Written exercise: In the material below, find how many lines contain the string "JSON". Write only that number.
***
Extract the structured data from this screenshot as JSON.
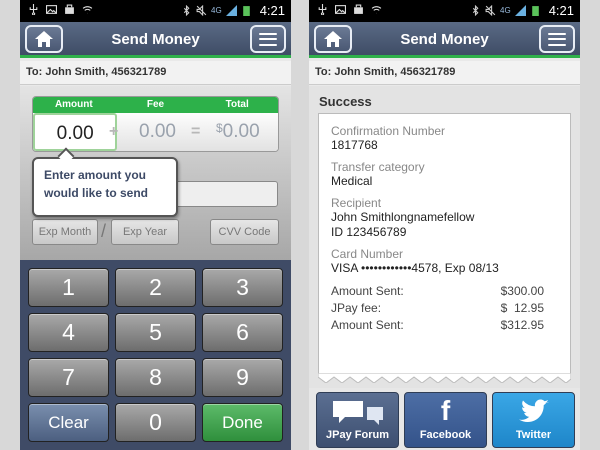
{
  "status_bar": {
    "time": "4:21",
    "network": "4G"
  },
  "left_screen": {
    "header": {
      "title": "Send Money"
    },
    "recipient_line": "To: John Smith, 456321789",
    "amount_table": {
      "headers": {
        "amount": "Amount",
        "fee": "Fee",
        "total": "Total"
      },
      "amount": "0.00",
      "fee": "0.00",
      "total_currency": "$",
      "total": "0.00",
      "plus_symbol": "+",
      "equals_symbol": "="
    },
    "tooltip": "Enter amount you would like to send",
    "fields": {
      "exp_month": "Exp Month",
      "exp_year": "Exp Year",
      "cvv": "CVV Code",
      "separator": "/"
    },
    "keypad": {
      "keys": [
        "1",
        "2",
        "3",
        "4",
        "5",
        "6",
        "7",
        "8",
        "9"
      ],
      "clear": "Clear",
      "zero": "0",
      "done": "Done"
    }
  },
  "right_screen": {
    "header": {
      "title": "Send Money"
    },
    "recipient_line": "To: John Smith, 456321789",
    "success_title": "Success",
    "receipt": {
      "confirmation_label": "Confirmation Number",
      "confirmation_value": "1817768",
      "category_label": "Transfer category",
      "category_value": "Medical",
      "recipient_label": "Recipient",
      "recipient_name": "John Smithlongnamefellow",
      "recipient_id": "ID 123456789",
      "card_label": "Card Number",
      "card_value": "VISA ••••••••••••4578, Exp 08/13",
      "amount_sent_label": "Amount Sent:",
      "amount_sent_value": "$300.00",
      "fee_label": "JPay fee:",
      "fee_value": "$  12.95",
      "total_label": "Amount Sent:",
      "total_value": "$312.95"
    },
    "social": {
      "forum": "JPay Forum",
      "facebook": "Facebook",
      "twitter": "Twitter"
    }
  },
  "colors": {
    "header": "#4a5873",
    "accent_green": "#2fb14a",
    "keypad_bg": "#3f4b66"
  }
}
***
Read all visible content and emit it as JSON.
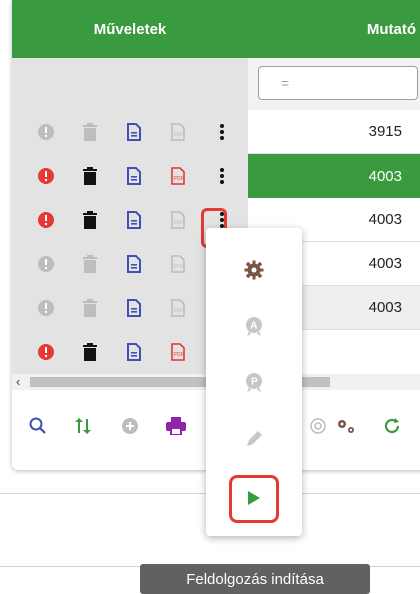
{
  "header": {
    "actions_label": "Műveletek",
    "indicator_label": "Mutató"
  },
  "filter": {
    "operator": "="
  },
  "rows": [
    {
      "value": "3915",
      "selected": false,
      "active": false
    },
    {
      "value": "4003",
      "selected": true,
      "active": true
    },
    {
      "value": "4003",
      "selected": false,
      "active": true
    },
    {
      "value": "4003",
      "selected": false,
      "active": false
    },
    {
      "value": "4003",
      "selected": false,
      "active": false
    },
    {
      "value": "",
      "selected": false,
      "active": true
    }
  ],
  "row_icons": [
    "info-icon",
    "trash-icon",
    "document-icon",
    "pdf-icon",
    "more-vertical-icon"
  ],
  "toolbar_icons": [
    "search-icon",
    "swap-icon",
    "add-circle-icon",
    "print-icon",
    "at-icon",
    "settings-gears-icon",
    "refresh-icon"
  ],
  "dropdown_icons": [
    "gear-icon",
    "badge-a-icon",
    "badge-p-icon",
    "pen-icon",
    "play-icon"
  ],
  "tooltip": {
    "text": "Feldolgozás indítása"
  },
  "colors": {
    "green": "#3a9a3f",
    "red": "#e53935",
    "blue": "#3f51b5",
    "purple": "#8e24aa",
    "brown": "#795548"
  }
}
***
Expected output: 2